_Set task_:
Reproduce each of the rows below verbatim, from the first to the last. Omit the pictures from your output.

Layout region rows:

====

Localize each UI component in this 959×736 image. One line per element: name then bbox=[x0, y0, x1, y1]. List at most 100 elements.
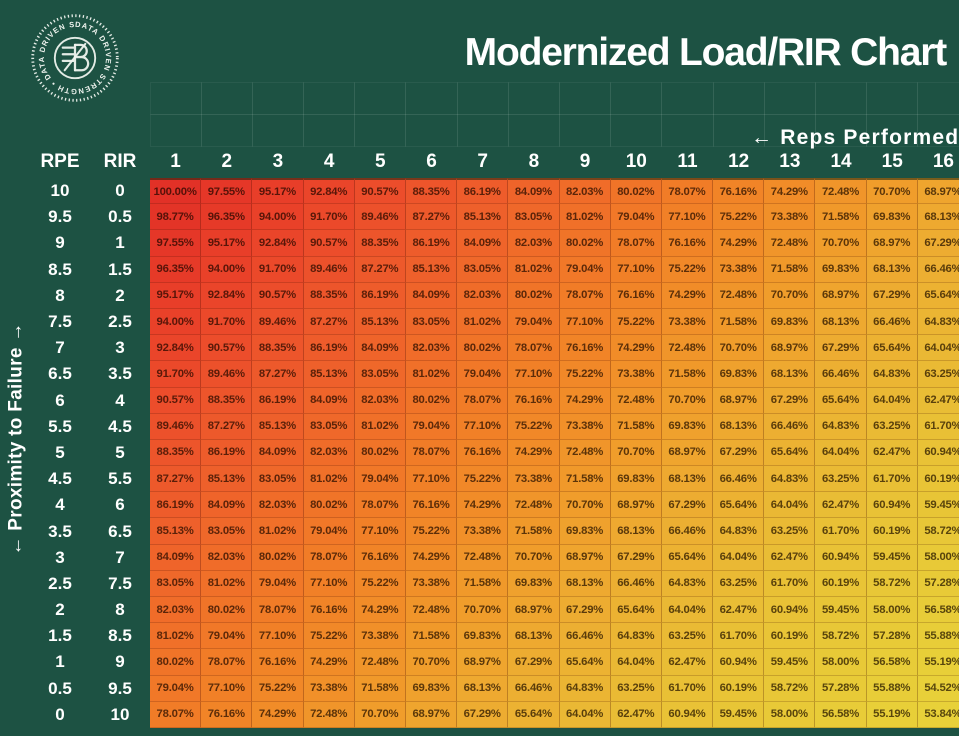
load-cell: 87.27% bbox=[201, 413, 253, 440]
load-cell: 86.19% bbox=[354, 282, 406, 309]
load-cell: 68.13% bbox=[764, 361, 816, 388]
load-cell: 72.48% bbox=[610, 387, 662, 414]
load-cell: 72.48% bbox=[508, 492, 560, 519]
load-cell: 64.04% bbox=[815, 439, 867, 467]
load-cell: 88.35% bbox=[150, 439, 202, 467]
load-cell: 70.70% bbox=[457, 597, 509, 624]
load-cell: 76.16% bbox=[661, 230, 714, 257]
load-cell: 66.46% bbox=[713, 466, 765, 493]
load-cell: 72.48% bbox=[661, 335, 714, 362]
load-cell: 88.35% bbox=[303, 282, 355, 309]
load-cell: 84.09% bbox=[201, 492, 253, 519]
load-cell: 87.27% bbox=[405, 204, 458, 231]
load-cell: 81.02% bbox=[150, 623, 202, 650]
load-cell: 97.55% bbox=[201, 178, 253, 205]
load-cell: 80.02% bbox=[201, 597, 253, 624]
load-cell: 76.16% bbox=[252, 649, 304, 676]
load-cell: 78.07% bbox=[201, 649, 253, 676]
rpe-value: 0 bbox=[55, 704, 65, 724]
load-cell: 61.70% bbox=[713, 623, 765, 650]
rir-value: 7.5 bbox=[108, 573, 132, 593]
load-cell: 68.97% bbox=[405, 701, 458, 728]
load-cell: 59.45% bbox=[866, 544, 918, 571]
load-cell: 73.38% bbox=[508, 466, 560, 493]
load-cell: 70.70% bbox=[405, 649, 458, 676]
load-cell: 83.05% bbox=[303, 413, 355, 440]
load-cell: 92.84% bbox=[303, 178, 355, 205]
load-cell: 70.70% bbox=[610, 439, 662, 467]
load-cell: 79.04% bbox=[303, 518, 355, 545]
load-cell: 82.03% bbox=[303, 439, 355, 467]
load-cell: 82.03% bbox=[150, 597, 202, 624]
load-cell: 55.19% bbox=[866, 701, 918, 728]
load-cell: 71.58% bbox=[610, 413, 662, 440]
load-cell: 64.83% bbox=[917, 308, 959, 336]
load-cell: 82.03% bbox=[354, 387, 406, 414]
load-cell: 80.02% bbox=[252, 544, 304, 571]
empty-grid-cell bbox=[917, 113, 959, 147]
load-cell: 79.04% bbox=[150, 675, 202, 702]
load-cell: 74.29% bbox=[252, 701, 304, 728]
load-cell: 68.13% bbox=[815, 308, 867, 336]
load-cell: 75.22% bbox=[661, 256, 714, 283]
empty-grid-cell bbox=[200, 113, 253, 147]
header-reps-14: 14 bbox=[830, 151, 852, 172]
load-cell: 76.16% bbox=[303, 597, 355, 624]
load-cell: 69.83% bbox=[815, 256, 867, 283]
load-cell: 100.00% bbox=[150, 178, 202, 205]
load-cell: 64.04% bbox=[764, 492, 816, 519]
load-cell: 66.46% bbox=[917, 256, 959, 283]
load-cell: 73.38% bbox=[610, 361, 662, 388]
load-cell: 74.29% bbox=[303, 649, 355, 676]
load-cell: 82.03% bbox=[457, 282, 509, 309]
empty-grid-cell bbox=[712, 81, 765, 115]
page-title: Modernized Load/RIR Chart bbox=[464, 31, 948, 74]
load-cell: 89.46% bbox=[252, 308, 304, 336]
empty-grid-cell bbox=[661, 81, 714, 115]
load-cell: 81.02% bbox=[559, 204, 611, 231]
load-cell: 80.02% bbox=[610, 178, 662, 205]
load-cell: 64.04% bbox=[559, 701, 611, 728]
load-cell: 91.70% bbox=[201, 308, 253, 336]
load-cell: 67.29% bbox=[661, 492, 714, 519]
load-rir-table: RPE RIR 1 2 3 4 5 6 7 8 9 10 11 12 13 14 15 16 10 0 100.00% 9… bbox=[30, 146, 959, 728]
load-cell: 76.16% bbox=[508, 387, 560, 414]
load-cell: 73.38% bbox=[559, 413, 611, 440]
load-cell: 70.70% bbox=[508, 544, 560, 571]
load-cell: 71.58% bbox=[405, 623, 458, 650]
load-cell: 78.07% bbox=[559, 282, 611, 309]
load-cell: 71.58% bbox=[661, 361, 714, 388]
load-cell: 71.58% bbox=[713, 308, 765, 336]
rpe-value: 2.5 bbox=[48, 573, 72, 593]
load-cell: 73.38% bbox=[303, 675, 355, 702]
load-cell: 77.10% bbox=[457, 413, 509, 440]
empty-grid-cell bbox=[866, 81, 919, 115]
load-cell: 80.02% bbox=[559, 230, 611, 257]
empty-grid-cell bbox=[405, 113, 458, 147]
rir-value: 5.5 bbox=[108, 469, 132, 489]
load-cell: 66.46% bbox=[610, 570, 662, 597]
empty-grid-cell bbox=[507, 113, 560, 147]
load-cell: 98.77% bbox=[150, 204, 202, 231]
load-cell: 68.97% bbox=[457, 649, 509, 676]
rir-value: 7 bbox=[115, 547, 125, 567]
load-cell: 76.16% bbox=[354, 544, 406, 571]
empty-grid-cell bbox=[661, 113, 714, 147]
load-cell: 81.02% bbox=[303, 466, 355, 493]
load-cell: 74.29% bbox=[457, 492, 509, 519]
load-cell: 62.47% bbox=[866, 439, 918, 467]
load-cell: 58.72% bbox=[917, 518, 959, 545]
rpe-value: 8.5 bbox=[48, 259, 72, 279]
load-cell: 68.13% bbox=[866, 256, 918, 283]
load-cell: 94.00% bbox=[252, 204, 304, 231]
empty-grid-cell bbox=[456, 81, 509, 115]
rir-value: 8 bbox=[115, 600, 125, 620]
load-cell: 68.97% bbox=[610, 492, 662, 519]
load-cell: 65.64% bbox=[815, 387, 867, 414]
load-cell: 68.13% bbox=[508, 623, 560, 650]
load-cell: 87.27% bbox=[150, 466, 202, 493]
load-cell: 81.02% bbox=[405, 361, 458, 388]
empty-grid-cell bbox=[251, 113, 305, 147]
rir-value: 8.5 bbox=[108, 626, 132, 646]
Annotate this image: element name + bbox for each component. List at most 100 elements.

====

_Finished task_:
Localize each UI component in this 959×736 image. One line per element: name then bbox=[x0, y0, x1, y1]. List at most 100 elements.
load-cell: 87.27% bbox=[201, 413, 253, 440]
load-cell: 86.19% bbox=[354, 282, 406, 309]
load-cell: 68.13% bbox=[764, 361, 816, 388]
load-cell: 72.48% bbox=[610, 387, 662, 414]
load-cell: 72.48% bbox=[508, 492, 560, 519]
load-cell: 64.04% bbox=[815, 439, 867, 467]
load-cell: 88.35% bbox=[150, 439, 202, 467]
load-cell: 70.70% bbox=[457, 597, 509, 624]
load-cell: 76.16% bbox=[661, 230, 714, 257]
load-cell: 66.46% bbox=[713, 466, 765, 493]
load-cell: 72.48% bbox=[661, 335, 714, 362]
load-cell: 88.35% bbox=[303, 282, 355, 309]
load-cell: 84.09% bbox=[201, 492, 253, 519]
load-cell: 87.27% bbox=[405, 204, 458, 231]
load-cell: 81.02% bbox=[150, 623, 202, 650]
load-cell: 97.55% bbox=[201, 178, 253, 205]
load-cell: 80.02% bbox=[201, 597, 253, 624]
load-cell: 76.16% bbox=[252, 649, 304, 676]
load-cell: 78.07% bbox=[201, 649, 253, 676]
rpe-value: 0 bbox=[55, 704, 65, 724]
load-cell: 61.70% bbox=[713, 623, 765, 650]
rir-value: 7.5 bbox=[108, 573, 132, 593]
load-cell: 68.97% bbox=[405, 701, 458, 728]
load-cell: 59.45% bbox=[866, 544, 918, 571]
load-cell: 73.38% bbox=[508, 466, 560, 493]
load-cell: 70.70% bbox=[405, 649, 458, 676]
load-cell: 83.05% bbox=[303, 413, 355, 440]
load-cell: 92.84% bbox=[303, 178, 355, 205]
load-cell: 70.70% bbox=[610, 439, 662, 467]
load-cell: 79.04% bbox=[303, 518, 355, 545]
load-cell: 82.03% bbox=[303, 439, 355, 467]
load-cell: 82.03% bbox=[150, 597, 202, 624]
load-cell: 55.19% bbox=[866, 701, 918, 728]
load-cell: 71.58% bbox=[610, 413, 662, 440]
load-cell: 64.83% bbox=[917, 308, 959, 336]
load-cell: 82.03% bbox=[354, 387, 406, 414]
load-cell: 80.02% bbox=[252, 544, 304, 571]
empty-grid-cell bbox=[917, 113, 959, 147]
load-cell: 79.04% bbox=[150, 675, 202, 702]
load-cell: 74.29% bbox=[252, 701, 304, 728]
load-cell: 68.13% bbox=[815, 308, 867, 336]
load-cell: 75.22% bbox=[661, 256, 714, 283]
empty-grid-cell bbox=[200, 113, 253, 147]
header-reps-14: 14 bbox=[830, 151, 852, 172]
load-cell: 76.16% bbox=[303, 597, 355, 624]
load-cell: 69.83% bbox=[815, 256, 867, 283]
load-cell: 100.00% bbox=[150, 178, 202, 205]
load-cell: 64.04% bbox=[764, 492, 816, 519]
load-cell: 66.46% bbox=[917, 256, 959, 283]
load-cell: 73.38% bbox=[610, 361, 662, 388]
load-cell: 74.29% bbox=[303, 649, 355, 676]
load-cell: 82.03% bbox=[457, 282, 509, 309]
empty-grid-cell bbox=[712, 81, 765, 115]
page-title: Modernized Load/RIR Chart bbox=[464, 31, 948, 74]
load-cell: 89.46% bbox=[252, 308, 304, 336]
empty-grid-cell bbox=[661, 81, 714, 115]
load-cell: 81.02% bbox=[559, 204, 611, 231]
load-cell: 80.02% bbox=[610, 178, 662, 205]
load-cell: 64.04% bbox=[559, 701, 611, 728]
load-cell: 91.70% bbox=[201, 308, 253, 336]
load-cell: 67.29% bbox=[661, 492, 714, 519]
load-rir-table: RPE RIR 1 2 3 4 5 6 7 8 9 10 11 12 13 14 15 16 10 0 100.00% 9… bbox=[30, 146, 959, 728]
load-cell: 76.16% bbox=[508, 387, 560, 414]
load-cell: 73.38% bbox=[559, 413, 611, 440]
load-cell: 70.70% bbox=[508, 544, 560, 571]
load-cell: 71.58% bbox=[405, 623, 458, 650]
load-cell: 78.07% bbox=[559, 282, 611, 309]
load-cell: 71.58% bbox=[661, 361, 714, 388]
load-cell: 71.58% bbox=[713, 308, 765, 336]
rpe-value: 2.5 bbox=[48, 573, 72, 593]
load-cell: 73.38% bbox=[303, 675, 355, 702]
load-cell: 77.10% bbox=[457, 413, 509, 440]
empty-grid-cell bbox=[866, 81, 919, 115]
load-cell: 80.02% bbox=[559, 230, 611, 257]
empty-grid-cell bbox=[405, 113, 458, 147]
rir-value: 5.5 bbox=[108, 469, 132, 489]
load-cell: 66.46% bbox=[610, 570, 662, 597]
empty-grid-cell bbox=[507, 113, 560, 147]
load-cell: 98.77% bbox=[150, 204, 202, 231]
load-cell: 68.97% bbox=[457, 649, 509, 676]
rir-value: 7 bbox=[115, 547, 125, 567]
load-cell: 76.16% bbox=[354, 544, 406, 571]
empty-grid-cell bbox=[661, 113, 714, 147]
load-cell: 81.02% bbox=[303, 466, 355, 493]
load-cell: 74.29% bbox=[457, 492, 509, 519]
load-cell: 62.47% bbox=[866, 439, 918, 467]
load-cell: 58.72% bbox=[917, 518, 959, 545]
rpe-value: 8.5 bbox=[48, 259, 72, 279]
load-cell: 68.13% bbox=[866, 256, 918, 283]
load-cell: 94.00% bbox=[252, 204, 304, 231]
empty-grid-cell bbox=[456, 81, 509, 115]
rir-value: 8 bbox=[115, 600, 125, 620]
load-cell: 68.97% bbox=[610, 492, 662, 519]
load-cell: 65.64% bbox=[815, 387, 867, 414]
load-cell: 68.13% bbox=[508, 623, 560, 650]
load-cell: 87.27% bbox=[150, 466, 202, 493]
load-cell: 81.02% bbox=[405, 361, 458, 388]
empty-grid-cell bbox=[251, 113, 305, 147]
rir-value: 8.5 bbox=[108, 626, 132, 646]
Annotate this image: element name + bbox for each component. List at most 100 elements.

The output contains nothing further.